» GIVEN INSTRUCTION: Quote the listing below in its entirety, omitting every image.

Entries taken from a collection

○ ○ ○ ○

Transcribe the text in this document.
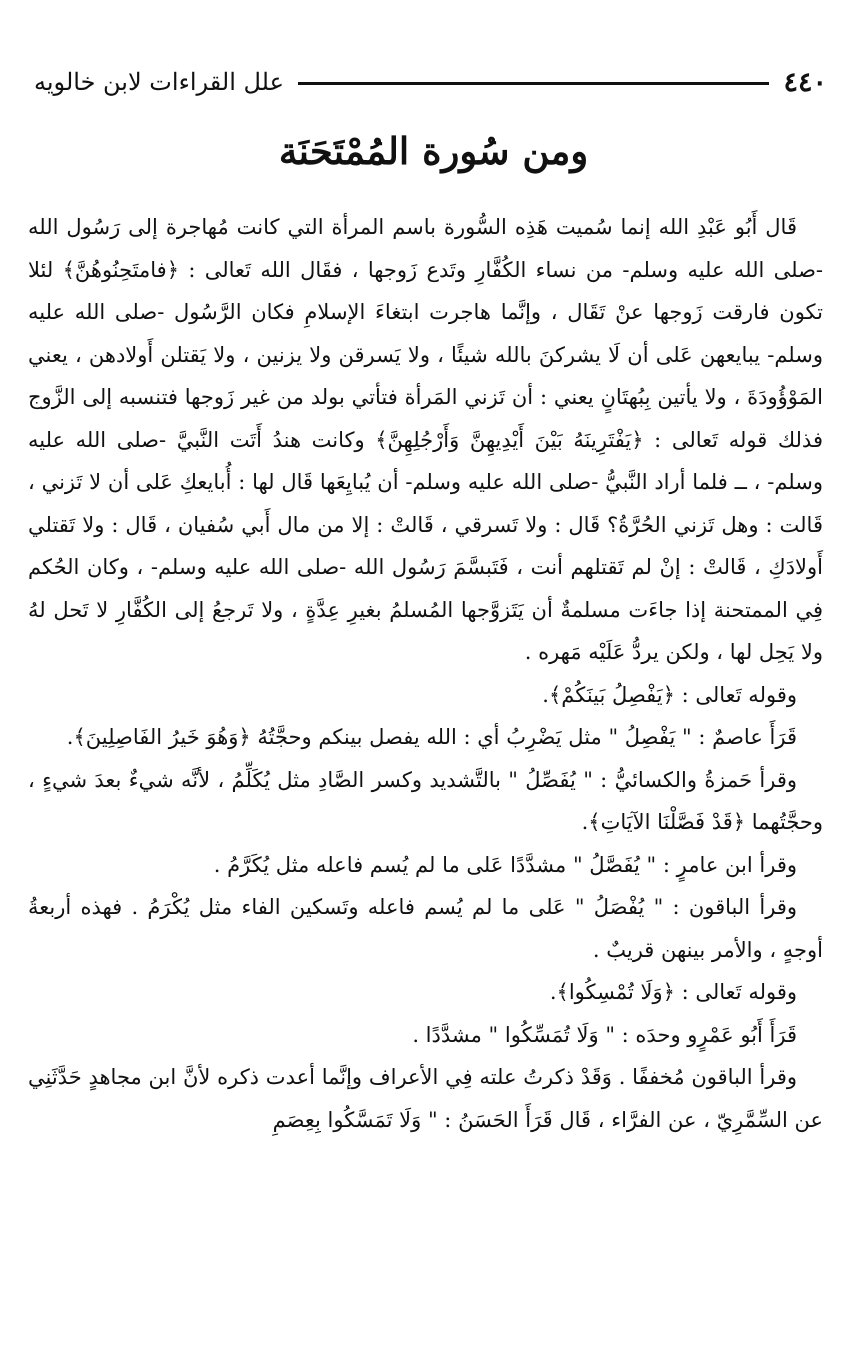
٤٤٠
علل القراءات لابن خالويه
ومن سُورة المُمْتَحَنَة

قَال أَبُو عَبْدِ الله إنما سُميت هَذِه السُّورة باسم المرأة التي كانت مُهاجرة إلى رَسُول الله -صلى الله عليه وسلم- من نساء الكُفَّارِ وتَدع زَوجها ، فقَال الله تَعالى : ﴿فامتَحِنُوهُنَّ﴾ لئلا تكون فارقت زَوجها عنْ تَقَال ، وإنَّما هاجرت ابتغاءَ الإسلامِ فكان الرَّسُول -صلى الله عليه وسلم- يبايعهن عَلى أن لَا يشركنَ بالله شيئًا ، ولا يَسرقن ولا يزنين ، ولا يَقتلن أَولادهن ، يعني المَوْؤُودَةَ ، ولا يأتين بِبُهتَانٍ يعني : أن تَزني المَرأة فتأتي بولد من غير زَوجها فتنسبه إلى الزَّوج فذلك قوله تَعالى : ﴿يَفْتَرِينَهُ بَيْنَ أَيْدِيهِنَّ وَأَرْجُلِهِنَّ﴾ وكانت هندُ أَتَت النَّبيَّ -صلى الله عليه وسلم- ، ــ فلما أراد النَّبيُّ -صلى الله عليه وسلم- أن يُبايِعَها قَال لها : أُبايعكِ عَلى أن لا تَزني ، قَالت : وهل تَزني الحُرَّةُ؟ قَال : ولا تَسرقي ، قَالتْ : إلا من مال أَبي سُفيان ، قَال : ولا تَقتلي أَولادَكِ ، قَالتْ : إنْ لم تَقتلهم أنت ، فَتَبسَّمَ رَسُول الله -صلى الله عليه وسلم- ، وكان الحُكم فِي الممتحنة إذا جاءَت مسلمةٌ أن يَتَزوَّجها المُسلمُ بغيرِ عِدَّةٍ ، ولا تَرجعُ إلى الكُفَّارِ لا تَحل لهُ ولا يَحِل لها ، ولكن يردُّ عَلَيْه مَهره .

وقوله تَعالى : ﴿يَفْصِلُ بَينَكُمْ﴾.

قَرَأَ عاصمٌ : " يَفْصِلُ " مثل يَضْرِبُ أي : الله يفصل بينكم وحجَّتُهُ ﴿وَهُوَ خَيرُ الفَاصِلِينَ﴾.

وقرأ حَمزةُ والكسائيُّ : " يُفَصِّلُ " بالتَّشديد وكسر الصَّادِ مثل يُكَلِّمُ ، لأنَّه شيءٌ بعدَ شيءٍ ، وحجَّتُهما ﴿قَدْ فَصَّلْنَا الآيَاتِ﴾.

وقرأ ابن عامرٍ : " يُفَصَّلُ " مشدَّدًا عَلى ما لم يُسم فاعله مثل يُكَرَّمُ .

وقرأ الباقون : " يُفْصَلُ " عَلى ما لم يُسم فاعله وتَسكين الفاء مثل يُكْرَمُ . فهذه أربعةُ أوجهٍ ، والأمر بينهن قريبٌ .

وقوله تَعالى : ﴿وَلَا تُمْسِكُوا﴾.

قَرَأَ أَبُو عَمْرٍو وحدَه : " وَلَا تُمَسِّكُوا " مشدَّدًا .

وقرأ الباقون مُخففًا . وَقَدْ ذكرتُ علته فِي الأعراف وإنَّما أعدت ذكره لأنَّ ابن مجاهدٍ حَدَّثَنِي عن السِّمَّرِيّ ، عن الفرَّاء ، قَال قَرَأَ الحَسَنُ : " وَلَا تَمَسَّكُوا بِعِصَمِ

○ ○ ○ ○

» COMPLETED TASK:
Transcribe the text in this document.
٤٤٠
علل القراءات لابن خالويه
ومن سُورة المُمْتَحَنَة

قَال أَبُو عَبْدِ الله إنما سُميت هَذِه السُّورة باسم المرأة التي كانت مُهاجرة إلى رَسُول الله -صلى الله عليه وسلم- من نساء الكُفَّارِ وتَدع زَوجها ، فقَال الله تَعالى : ﴿فامتَحِنُوهُنَّ﴾ لئلا تكون فارقت زَوجها عنْ تَقَال ، وإنَّما هاجرت ابتغاءَ الإسلامِ فكان الرَّسُول -صلى الله عليه وسلم- يبايعهن عَلى أن لَا يشركنَ بالله شيئًا ، ولا يَسرقن ولا يزنين ، ولا يَقتلن أَولادهن ، يعني المَوْؤُودَةَ ، ولا يأتين بِبُهتَانٍ يعني : أن تَزني المَرأة فتأتي بولد من غير زَوجها فتنسبه إلى الزَّوج فذلك قوله تَعالى : ﴿يَفْتَرِينَهُ بَيْنَ أَيْدِيهِنَّ وَأَرْجُلِهِنَّ﴾ وكانت هندُ أَتَت النَّبيَّ -صلى الله عليه وسلم- ، ــ فلما أراد النَّبيُّ -صلى الله عليه وسلم- أن يُبايِعَها قَال لها : أُبايعكِ عَلى أن لا تَزني ، قَالت : وهل تَزني الحُرَّةُ؟ قَال : ولا تَسرقي ، قَالتْ : إلا من مال أَبي سُفيان ، قَال : ولا تَقتلي أَولادَكِ ، قَالتْ : إنْ لم تَقتلهم أنت ، فَتَبسَّمَ رَسُول الله -صلى الله عليه وسلم- ، وكان الحُكم فِي الممتحنة إذا جاءَت مسلمةٌ أن يَتَزوَّجها المُسلمُ بغيرِ عِدَّةٍ ، ولا تَرجعُ إلى الكُفَّارِ لا تَحل لهُ ولا يَحِل لها ، ولكن يردُّ عَلَيْه مَهره .

وقوله تَعالى : ﴿يَفْصِلُ بَينَكُمْ﴾.

قَرَأَ عاصمٌ : " يَفْصِلُ " مثل يَضْرِبُ أي : الله يفصل بينكم وحجَّتُهُ ﴿وَهُوَ خَيرُ الفَاصِلِينَ﴾.

وقرأ حَمزةُ والكسائيُّ : " يُفَصِّلُ " بالتَّشديد وكسر الصَّادِ مثل يُكَلِّمُ ، لأنَّه شيءٌ بعدَ شيءٍ ، وحجَّتُهما ﴿قَدْ فَصَّلْنَا الآيَاتِ﴾.

وقرأ ابن عامرٍ : " يُفَصَّلُ " مشدَّدًا عَلى ما لم يُسم فاعله مثل يُكَرَّمُ .

وقرأ الباقون : " يُفْصَلُ " عَلى ما لم يُسم فاعله وتَسكين الفاء مثل يُكْرَمُ . فهذه أربعةُ أوجهٍ ، والأمر بينهن قريبٌ .

وقوله تَعالى : ﴿وَلَا تُمْسِكُوا﴾.

قَرَأَ أَبُو عَمْرٍو وحدَه : " وَلَا تُمَسِّكُوا " مشدَّدًا .

وقرأ الباقون مُخففًا . وَقَدْ ذكرتُ علته فِي الأعراف وإنَّما أعدت ذكره لأنَّ ابن مجاهدٍ حَدَّثَنِي عن السِّمَّرِيّ ، عن الفرَّاء ، قَال قَرَأَ الحَسَنُ : " وَلَا تَمَسَّكُوا بِعِصَمِ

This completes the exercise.